[Stored entries]
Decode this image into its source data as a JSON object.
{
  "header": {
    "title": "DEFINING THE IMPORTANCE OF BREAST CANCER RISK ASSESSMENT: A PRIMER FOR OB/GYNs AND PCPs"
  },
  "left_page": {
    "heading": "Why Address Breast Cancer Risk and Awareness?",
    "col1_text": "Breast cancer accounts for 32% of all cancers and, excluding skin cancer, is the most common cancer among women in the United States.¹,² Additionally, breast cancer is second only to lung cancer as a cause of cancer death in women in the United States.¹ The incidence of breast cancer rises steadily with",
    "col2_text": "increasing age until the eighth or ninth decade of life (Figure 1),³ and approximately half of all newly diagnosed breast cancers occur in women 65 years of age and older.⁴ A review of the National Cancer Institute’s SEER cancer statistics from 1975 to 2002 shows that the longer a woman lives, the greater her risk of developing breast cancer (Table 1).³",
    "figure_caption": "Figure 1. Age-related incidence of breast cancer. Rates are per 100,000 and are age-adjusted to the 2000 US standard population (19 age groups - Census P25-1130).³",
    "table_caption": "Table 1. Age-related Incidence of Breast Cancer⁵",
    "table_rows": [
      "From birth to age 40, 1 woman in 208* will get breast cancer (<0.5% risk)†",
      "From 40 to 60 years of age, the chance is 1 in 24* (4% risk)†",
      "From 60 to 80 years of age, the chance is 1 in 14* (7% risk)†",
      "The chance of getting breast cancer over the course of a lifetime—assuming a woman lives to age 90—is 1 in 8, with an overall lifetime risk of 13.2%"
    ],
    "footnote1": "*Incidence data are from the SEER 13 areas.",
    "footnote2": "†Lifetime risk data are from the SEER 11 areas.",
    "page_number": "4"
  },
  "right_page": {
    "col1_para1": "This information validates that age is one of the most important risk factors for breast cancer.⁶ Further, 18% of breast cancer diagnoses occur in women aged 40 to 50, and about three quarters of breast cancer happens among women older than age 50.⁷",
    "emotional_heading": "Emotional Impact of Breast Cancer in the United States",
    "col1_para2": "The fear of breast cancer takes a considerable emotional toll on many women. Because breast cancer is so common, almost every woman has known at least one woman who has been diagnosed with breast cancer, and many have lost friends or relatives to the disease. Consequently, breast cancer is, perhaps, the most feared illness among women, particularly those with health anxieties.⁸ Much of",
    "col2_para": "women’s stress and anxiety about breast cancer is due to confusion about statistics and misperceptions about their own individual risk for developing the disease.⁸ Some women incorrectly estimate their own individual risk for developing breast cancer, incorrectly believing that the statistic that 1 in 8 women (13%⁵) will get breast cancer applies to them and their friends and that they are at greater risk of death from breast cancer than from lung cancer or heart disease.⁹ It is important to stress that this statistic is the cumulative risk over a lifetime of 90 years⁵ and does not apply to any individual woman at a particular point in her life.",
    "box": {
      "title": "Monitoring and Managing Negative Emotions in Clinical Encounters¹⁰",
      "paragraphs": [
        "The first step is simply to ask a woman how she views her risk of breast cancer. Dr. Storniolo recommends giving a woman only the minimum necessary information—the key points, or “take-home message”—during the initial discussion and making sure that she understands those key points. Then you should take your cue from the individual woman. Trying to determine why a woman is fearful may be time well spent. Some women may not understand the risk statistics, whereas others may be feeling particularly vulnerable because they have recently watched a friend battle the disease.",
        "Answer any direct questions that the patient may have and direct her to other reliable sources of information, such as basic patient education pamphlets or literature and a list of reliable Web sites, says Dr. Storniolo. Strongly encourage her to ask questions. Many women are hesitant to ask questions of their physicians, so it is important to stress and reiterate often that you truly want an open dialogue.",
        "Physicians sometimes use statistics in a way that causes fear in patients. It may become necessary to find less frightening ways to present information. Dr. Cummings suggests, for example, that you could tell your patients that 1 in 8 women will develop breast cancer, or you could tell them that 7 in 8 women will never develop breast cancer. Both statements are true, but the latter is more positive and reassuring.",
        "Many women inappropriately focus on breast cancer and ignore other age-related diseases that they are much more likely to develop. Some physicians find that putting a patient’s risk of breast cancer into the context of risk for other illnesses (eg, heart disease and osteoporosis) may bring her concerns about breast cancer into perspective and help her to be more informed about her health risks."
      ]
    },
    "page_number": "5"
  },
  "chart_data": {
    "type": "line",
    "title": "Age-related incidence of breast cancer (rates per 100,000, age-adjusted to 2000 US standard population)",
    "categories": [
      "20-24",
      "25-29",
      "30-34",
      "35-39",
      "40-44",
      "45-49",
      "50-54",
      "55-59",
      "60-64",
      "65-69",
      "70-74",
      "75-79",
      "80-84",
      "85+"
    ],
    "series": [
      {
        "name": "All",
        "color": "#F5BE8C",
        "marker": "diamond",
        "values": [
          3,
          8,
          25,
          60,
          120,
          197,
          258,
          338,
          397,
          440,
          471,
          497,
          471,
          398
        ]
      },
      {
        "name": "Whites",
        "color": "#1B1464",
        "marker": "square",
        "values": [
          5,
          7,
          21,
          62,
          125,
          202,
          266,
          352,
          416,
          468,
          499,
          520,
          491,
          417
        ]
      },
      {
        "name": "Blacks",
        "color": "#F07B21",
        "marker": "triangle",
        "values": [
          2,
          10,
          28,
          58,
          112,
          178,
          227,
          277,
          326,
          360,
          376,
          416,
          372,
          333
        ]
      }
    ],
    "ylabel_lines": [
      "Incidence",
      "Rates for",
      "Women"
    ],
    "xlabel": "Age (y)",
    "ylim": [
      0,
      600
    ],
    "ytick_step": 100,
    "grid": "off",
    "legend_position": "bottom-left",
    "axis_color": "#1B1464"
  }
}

_Work order_: Each line above should be copied exactly, with no line missing.

_Written solution_:
Decode this image into its source data as a JSON object.
{
  "header": {
    "title": "DEFINING THE IMPORTANCE OF BREAST CANCER RISK ASSESSMENT: A PRIMER FOR OB/GYNs AND PCPs"
  },
  "left_page": {
    "heading": "Why Address Breast Cancer Risk and Awareness?",
    "col1_text": "Breast cancer accounts for 32% of all cancers and, excluding skin cancer, is the most common cancer among women in the United States.¹,² Additionally, breast cancer is second only to lung cancer as a cause of cancer death in women in the United States.¹ The incidence of breast cancer rises steadily with",
    "col2_text": "increasing age until the eighth or ninth decade of life (Figure 1),³ and approximately half of all newly diagnosed breast cancers occur in women 65 years of age and older.⁴ A review of the National Cancer Institute’s SEER cancer statistics from 1975 to 2002 shows that the longer a woman lives, the greater her risk of developing breast cancer (Table 1).³",
    "figure_caption": "Figure 1. Age-related incidence of breast cancer. Rates are per 100,000 and are age-adjusted to the 2000 US standard population (19 age groups - Census P25-1130).³",
    "table_caption": "Table 1. Age-related Incidence of Breast Cancer⁵",
    "table_rows": [
      "From birth to age 40, 1 woman in 208* will get breast cancer (<0.5% risk)†",
      "From 40 to 60 years of age, the chance is 1 in 24* (4% risk)†",
      "From 60 to 80 years of age, the chance is 1 in 14* (7% risk)†",
      "The chance of getting breast cancer over the course of a lifetime—assuming a woman lives to age 90—is 1 in 8, with an overall lifetime risk of 13.2%"
    ],
    "footnote1": "*Incidence data are from the SEER 13 areas.",
    "footnote2": "†Lifetime risk data are from the SEER 11 areas.",
    "page_number": "4"
  },
  "right_page": {
    "col1_para1": "This information validates that age is one of the most important risk factors for breast cancer.⁶ Further, 18% of breast cancer diagnoses occur in women aged 40 to 50, and about three quarters of breast cancer happens among women older than age 50.⁷",
    "emotional_heading": "Emotional Impact of Breast Cancer in the United States",
    "col1_para2": "The fear of breast cancer takes a considerable emotional toll on many women. Because breast cancer is so common, almost every woman has known at least one woman who has been diagnosed with breast cancer, and many have lost friends or relatives to the disease. Consequently, breast cancer is, perhaps, the most feared illness among women, particularly those with health anxieties.⁸ Much of",
    "col2_para": "women’s stress and anxiety about breast cancer is due to confusion about statistics and misperceptions about their own individual risk for developing the disease.⁸ Some women incorrectly estimate their own individual risk for developing breast cancer, incorrectly believing that the statistic that 1 in 8 women (13%⁵) will get breast cancer applies to them and their friends and that they are at greater risk of death from breast cancer than from lung cancer or heart disease.⁹ It is important to stress that this statistic is the cumulative risk over a lifetime of 90 years⁵ and does not apply to any individual woman at a particular point in her life.",
    "box": {
      "title": "Monitoring and Managing Negative Emotions in Clinical Encounters¹⁰",
      "paragraphs": [
        "The first step is simply to ask a woman how she views her risk of breast cancer. Dr. Storniolo recommends giving a woman only the minimum necessary information—the key points, or “take-home message”—during the initial discussion and making sure that she understands those key points. Then you should take your cue from the individual woman. Trying to determine why a woman is fearful may be time well spent. Some women may not understand the risk statistics, whereas others may be feeling particularly vulnerable because they have recently watched a friend battle the disease.",
        "Answer any direct questions that the patient may have and direct her to other reliable sources of information, such as basic patient education pamphlets or literature and a list of reliable Web sites, says Dr. Storniolo. Strongly encourage her to ask questions. Many women are hesitant to ask questions of their physicians, so it is important to stress and reiterate often that you truly want an open dialogue.",
        "Physicians sometimes use statistics in a way that causes fear in patients. It may become necessary to find less frightening ways to present information. Dr. Cummings suggests, for example, that you could tell your patients that 1 in 8 women will develop breast cancer, or you could tell them that 7 in 8 women will never develop breast cancer. Both statements are true, but the latter is more positive and reassuring.",
        "Many women inappropriately focus on breast cancer and ignore other age-related diseases that they are much more likely to develop. Some physicians find that putting a patient’s risk of breast cancer into the context of risk for other illnesses (eg, heart disease and osteoporosis) may bring her concerns about breast cancer into perspective and help her to be more informed about her health risks."
      ]
    },
    "page_number": "5"
  },
  "chart_data": {
    "type": "line",
    "title": "Age-related incidence of breast cancer (rates per 100,000, age-adjusted to 2000 US standard population)",
    "categories": [
      "20-24",
      "25-29",
      "30-34",
      "35-39",
      "40-44",
      "45-49",
      "50-54",
      "55-59",
      "60-64",
      "65-69",
      "70-74",
      "75-79",
      "80-84",
      "85+"
    ],
    "series": [
      {
        "name": "All",
        "color": "#F5BE8C",
        "marker": "diamond",
        "values": [
          3,
          8,
          25,
          60,
          120,
          197,
          258,
          338,
          397,
          440,
          471,
          497,
          471,
          398
        ]
      },
      {
        "name": "Whites",
        "color": "#1B1464",
        "marker": "square",
        "values": [
          5,
          7,
          21,
          62,
          125,
          202,
          266,
          352,
          416,
          468,
          499,
          520,
          491,
          417
        ]
      },
      {
        "name": "Blacks",
        "color": "#F07B21",
        "marker": "triangle",
        "values": [
          2,
          10,
          28,
          58,
          112,
          178,
          227,
          277,
          326,
          360,
          376,
          416,
          372,
          333
        ]
      }
    ],
    "ylabel_lines": [
      "Incidence",
      "Rates for",
      "Women"
    ],
    "xlabel": "Age (y)",
    "ylim": [
      0,
      600
    ],
    "ytick_step": 100,
    "grid": "off",
    "legend_position": "bottom-left",
    "axis_color": "#1B1464"
  }
}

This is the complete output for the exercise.